___ RECORD EXTRACTS

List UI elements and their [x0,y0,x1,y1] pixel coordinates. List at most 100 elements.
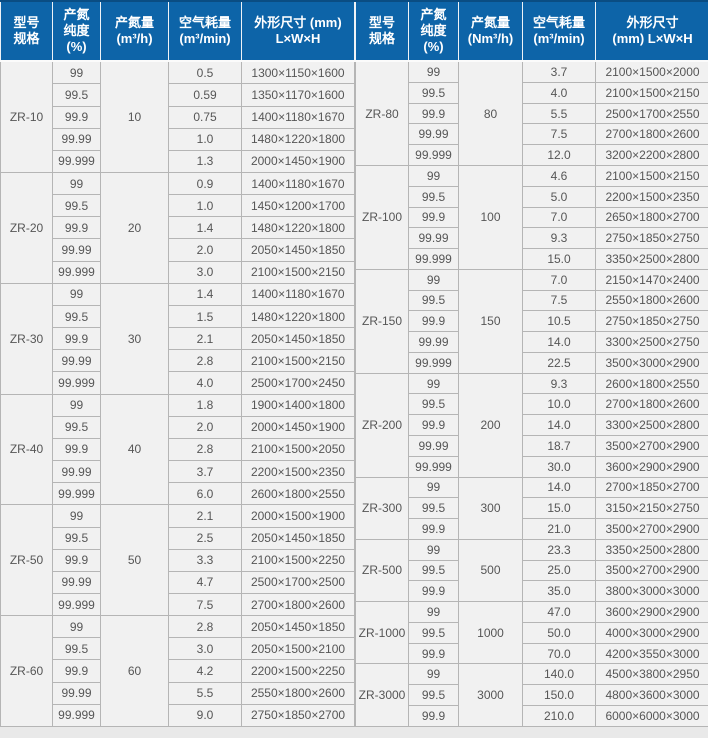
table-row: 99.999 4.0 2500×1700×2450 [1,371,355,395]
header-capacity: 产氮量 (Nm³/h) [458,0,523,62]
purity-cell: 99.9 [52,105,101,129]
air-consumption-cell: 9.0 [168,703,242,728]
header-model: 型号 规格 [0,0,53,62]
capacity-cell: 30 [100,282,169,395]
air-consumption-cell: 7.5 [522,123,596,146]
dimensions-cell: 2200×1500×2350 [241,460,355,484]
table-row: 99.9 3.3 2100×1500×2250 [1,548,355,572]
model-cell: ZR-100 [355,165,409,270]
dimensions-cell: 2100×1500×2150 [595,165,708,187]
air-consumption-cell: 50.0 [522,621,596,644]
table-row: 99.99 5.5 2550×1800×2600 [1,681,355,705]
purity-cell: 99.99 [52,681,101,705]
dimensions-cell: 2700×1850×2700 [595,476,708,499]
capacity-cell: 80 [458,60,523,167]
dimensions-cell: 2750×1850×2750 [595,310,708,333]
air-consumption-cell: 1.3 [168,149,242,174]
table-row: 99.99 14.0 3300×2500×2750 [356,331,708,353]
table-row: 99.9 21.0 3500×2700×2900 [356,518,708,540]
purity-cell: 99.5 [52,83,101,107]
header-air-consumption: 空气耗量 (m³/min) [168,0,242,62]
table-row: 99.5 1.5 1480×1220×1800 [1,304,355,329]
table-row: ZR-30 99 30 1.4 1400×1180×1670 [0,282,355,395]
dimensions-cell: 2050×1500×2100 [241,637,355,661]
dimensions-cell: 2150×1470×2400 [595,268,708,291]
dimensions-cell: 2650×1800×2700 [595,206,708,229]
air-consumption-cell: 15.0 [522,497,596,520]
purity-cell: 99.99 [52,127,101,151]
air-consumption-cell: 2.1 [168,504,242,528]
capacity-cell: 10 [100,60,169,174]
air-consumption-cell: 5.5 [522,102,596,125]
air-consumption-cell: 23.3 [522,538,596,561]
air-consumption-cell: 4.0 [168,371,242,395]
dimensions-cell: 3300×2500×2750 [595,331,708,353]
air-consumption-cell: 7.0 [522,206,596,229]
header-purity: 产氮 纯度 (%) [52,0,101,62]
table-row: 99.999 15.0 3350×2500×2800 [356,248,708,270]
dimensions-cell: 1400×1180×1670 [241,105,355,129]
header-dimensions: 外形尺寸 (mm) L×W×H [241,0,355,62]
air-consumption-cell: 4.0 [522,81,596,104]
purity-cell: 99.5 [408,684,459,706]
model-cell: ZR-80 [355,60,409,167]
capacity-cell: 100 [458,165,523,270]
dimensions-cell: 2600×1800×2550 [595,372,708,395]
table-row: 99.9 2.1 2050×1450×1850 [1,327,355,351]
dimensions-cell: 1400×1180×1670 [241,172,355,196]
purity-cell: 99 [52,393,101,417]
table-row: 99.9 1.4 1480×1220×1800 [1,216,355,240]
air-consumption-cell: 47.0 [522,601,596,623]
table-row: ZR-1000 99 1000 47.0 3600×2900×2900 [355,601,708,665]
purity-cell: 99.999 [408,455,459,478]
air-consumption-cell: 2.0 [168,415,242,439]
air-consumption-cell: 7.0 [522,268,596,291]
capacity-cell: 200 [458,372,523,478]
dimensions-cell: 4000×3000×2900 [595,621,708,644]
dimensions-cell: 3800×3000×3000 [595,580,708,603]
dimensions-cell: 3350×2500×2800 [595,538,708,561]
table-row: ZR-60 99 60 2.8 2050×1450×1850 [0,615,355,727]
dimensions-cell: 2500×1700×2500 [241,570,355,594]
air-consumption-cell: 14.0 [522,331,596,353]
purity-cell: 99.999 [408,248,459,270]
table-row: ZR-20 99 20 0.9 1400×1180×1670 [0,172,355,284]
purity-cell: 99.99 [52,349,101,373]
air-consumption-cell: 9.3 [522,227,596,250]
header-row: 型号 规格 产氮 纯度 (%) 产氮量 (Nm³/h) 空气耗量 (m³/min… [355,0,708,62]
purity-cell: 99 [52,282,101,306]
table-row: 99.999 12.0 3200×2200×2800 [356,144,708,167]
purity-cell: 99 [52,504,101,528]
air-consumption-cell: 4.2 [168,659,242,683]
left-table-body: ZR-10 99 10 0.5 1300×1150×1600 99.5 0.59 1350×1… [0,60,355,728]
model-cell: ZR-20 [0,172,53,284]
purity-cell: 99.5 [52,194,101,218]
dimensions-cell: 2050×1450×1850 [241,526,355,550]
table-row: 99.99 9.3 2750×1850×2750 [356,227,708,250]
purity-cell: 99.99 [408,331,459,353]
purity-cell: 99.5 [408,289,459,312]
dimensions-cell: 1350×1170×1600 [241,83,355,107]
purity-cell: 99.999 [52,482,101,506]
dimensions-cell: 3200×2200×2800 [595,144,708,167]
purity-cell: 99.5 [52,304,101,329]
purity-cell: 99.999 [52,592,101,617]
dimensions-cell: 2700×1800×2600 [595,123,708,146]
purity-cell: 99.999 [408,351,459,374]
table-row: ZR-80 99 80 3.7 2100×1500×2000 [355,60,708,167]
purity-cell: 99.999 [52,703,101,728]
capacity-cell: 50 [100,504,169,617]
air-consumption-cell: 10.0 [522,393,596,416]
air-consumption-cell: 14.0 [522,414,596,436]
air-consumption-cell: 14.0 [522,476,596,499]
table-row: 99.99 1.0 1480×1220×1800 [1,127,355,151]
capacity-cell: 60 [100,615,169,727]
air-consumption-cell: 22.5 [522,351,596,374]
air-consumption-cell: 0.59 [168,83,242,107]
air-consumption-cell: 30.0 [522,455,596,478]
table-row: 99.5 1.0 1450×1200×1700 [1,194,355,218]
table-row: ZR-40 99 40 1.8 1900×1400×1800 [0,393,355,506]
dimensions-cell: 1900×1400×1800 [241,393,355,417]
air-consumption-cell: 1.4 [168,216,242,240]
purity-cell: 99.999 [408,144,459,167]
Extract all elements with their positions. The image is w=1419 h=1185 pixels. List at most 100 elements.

______

- _DIRECTION_:
Express each line of the records above as a JSON list of strings, one string per line, with blank lines omitted and the pictures left out.

- _EXPECTED ANSWER_:
[
  "List UI elements and their [x0,y0,x1,y1] pixel coordinates. List at most 100 elements.",
  "table-row: 99.999 4.0 2500×1700×2450 [1,371,355,395]",
  "header-capacity: 产氮量 (Nm³/h) [458,0,523,62]",
  "purity-cell: 99.9 [52,105,101,129]",
  "air-consumption-cell: 9.0 [168,703,242,728]",
  "header-model: 型号 规格 [0,0,53,62]",
  "capacity-cell: 30 [100,282,169,395]",
  "air-consumption-cell: 7.5 [522,123,596,146]",
  "dimensions-cell: 2200×1500×2350 [241,460,355,484]",
  "table-row: 99.9 3.3 2100×1500×2250 [1,548,355,572]",
  "model-cell: ZR-100 [355,165,409,270]",
  "dimensions-cell: 2100×1500×2150 [595,165,708,187]",
  "air-consumption-cell: 50.0 [522,621,596,644]",
  "table-row: 99.99 5.5 2550×1800×2600 [1,681,355,705]",
  "purity-cell: 99.99 [52,681,101,705]",
  "dimensions-cell: 2700×1850×2700 [595,476,708,499]",
  "capacity-cell: 80 [458,60,523,167]",
  "dimensions-cell: 2750×1850×2750 [595,310,708,333]",
  "air-consumption-cell: 1.3 [168,149,242,174]",
  "table-row: 99.99 14.0 3300×2500×2750 [356,331,708,353]",
  "table-row: 99.9 21.0 3500×2700×2900 [356,518,708,540]",
  "purity-cell: 99.5 [52,83,101,107]",
  "header-air-consumption: 空气耗量 (m³/min) [168,0,242,62]",
  "table-row: 99.5 1.5 1480×1220×1800 [1,304,355,329]",
  "table-row: ZR-30 99 30 1.4 1400×1180×1670 [0,282,355,395]",
  "dimensions-cell: 2050×1500×2100 [241,637,355,661]",
  "dimensions-cell: 2150×1470×2400 [595,268,708,291]",
  "dimensions-cell: 2650×1800×2700 [595,206,708,229]",
  "air-consumption-cell: 15.0 [522,497,596,520]",
  "purity-cell: 99.99 [52,127,101,151]",
  "air-consumption-cell: 2.1 [168,504,242,528]",
  "capacity-cell: 10 [100,60,169,174]",
  "air-consumption-cell: 5.5 [522,102,596,125]",
  "air-consumption-cell: 23.3 [522,538,596,561]",
  "air-consumption-cell: 4.0 [168,371,242,395]",
  "dimensions-cell: 3300×2500×2750 [595,331,708,353]",
  "air-consumption-cell: 7.0 [522,206,596,229]",
  "header-purity: 产氮 纯度 (%) [52,0,101,62]",
  "table-row: 99.999 15.0 3350×2500×2800 [356,248,708,270]",
  "dimensions-cell: 1400×1180×1670 [241,105,355,129]",
  "header-dimensions: 外形尺寸 (mm) L×W×H [241,0,355,62]",
  "air-consumption-cell: 4.0 [522,81,596,104]",
  "purity-cell: 99.5 [408,684,459,706]",
  "model-cell: ZR-80 [355,60,409,167]",
  "capacity-cell: 100 [458,165,523,270]",
  "dimensions-cell: 2600×1800×2550 [595,372,708,395]",
  "table-row: 99.9 2.1 2050×1450×1850 [1,327,355,351]",
  "dimensions-cell: 1400×1180×1670 [241,172,355,196]",
  "purity-cell: 99 [52,393,101,417]",
  "table-row: 99.9 1.4 1480×1220×1800 [1,216,355,240]",
  "air-consumption-cell: 47.0 [522,601,596,623]",
  "table-row: ZR-1000 99 1000 47.0 3600×2900×2900 [355,601,708,665]",
  "purity-cell: 99.999 [408,455,459,478]",
  "air-consumption-cell: 2.0 [168,415,242,439]",
  "air-consumption-cell: 7.0 [522,268,596,291]",
  "capacity-cell: 200 [458,372,523,478]",
  "dimensions-cell: 4000×3000×2900 [595,621,708,644]",
  "dimensions-cell: 3800×3000×3000 [595,580,708,603]",
  "dimensions-cell: 3350×2500×2800 [595,538,708,561]",
  "table-row: ZR-60 99 60 2.8 2050×1450×1850 [0,615,355,727]",
  "dimensions-cell: 2500×1700×2500 [241,570,355,594]",
  "air-consumption-cell: 14.0 [522,331,596,353]",
  "purity-cell: 99.999 [408,248,459,270]",
  "table-row: ZR-20 99 20 0.9 1400×1180×1670 [0,172,355,284]",
  "purity-cell: 99.99 [52,349,101,373]",
  "air-consumption-cell: 9.3 [522,227,596,250]",
  "header-row: 型号 规格 产氮 纯度 (%) 产氮量 (Nm³/h) 空气耗量 (m³/min… [355,0,708,62]",
  "purity-cell: 99 [52,282,101,306]",
  "table-row: 99.999 12.0 3200×2200×2800 [356,144,708,167]",
  "purity-cell: 99 [52,504,101,528]",
  "air-consumption-cell: 4.2 [168,659,242,683]",
  "left-table-body: ZR-10 99 10 0.5 1300×1150×1600 99.5 0.59 1350×1… [0,60,355,728]",
  "model-cell: ZR-20 [0,172,53,284]",
  "purity-cell: 99.5 [52,194,101,218]",
  "dimensions-cell: 2050×1450×1850 [241,526,355,550]",
  "table-row: 99.99 9.3 2750×1850×2750 [356,227,708,250]",
  "purity-cell: 99.99 [408,331,459,353]",
  "purity-cell: 99.5 [408,289,459,312]",
  "dimensions-cell: 1350×1170×1600 [241,83,355,107]",
  "purity-cell: 99.999 [52,482,101,506]",
  "dimensions-cell: 3200×2200×2800 [595,144,708,167]",
  "purity-cell: 99.5 [52,304,101,329]",
  "purity-cell: 99.999 [52,592,101,617]",
  "dimensions-cell: 2700×1800×2600 [595,123,708,146]",
  "purity-cell: 99.999 [408,351,459,374]",
  "table-row: ZR-80 99 80 3.7 2100×1500×2000 [355,60,708,167]",
  "purity-cell: 99.999 [52,703,101,728]",
  "capacity-cell: 50 [100,504,169,617]",
  "air-consumption-cell: 10.0 [522,393,596,416]",
  "air-consumption-cell: 14.0 [522,414,596,436]",
  "air-consumption-cell: 14.0 [522,476,596,499]",
  "table-row: 99.99 1.0 1480×1220×1800 [1,127,355,151]",
  "capacity-cell: 60 [100,615,169,727]",
  "air-consumption-cell: 22.5 [522,351,596,374]",
  "air-consumption-cell: 0.59 [168,83,242,107]",
  "air-consumption-cell: 30.0 [522,455,596,478]",
  "table-row: 99.5 1.0 1450×1200×1700 [1,194,355,218]",
  "table-row: ZR-40 99 40 1.8 1900×1400×1800 [0,393,355,506]",
  "dimensions-cell: 1900×1400×1800 [241,393,355,417]",
  "air-consumption-cell: 1.4 [168,216,242,240]",
  "purity-cell: 99.999 [408,144,459,167]",
  "Extract all elements with their positions. The image is w=1419 h=1185 pixels. List at most 100 elements."
]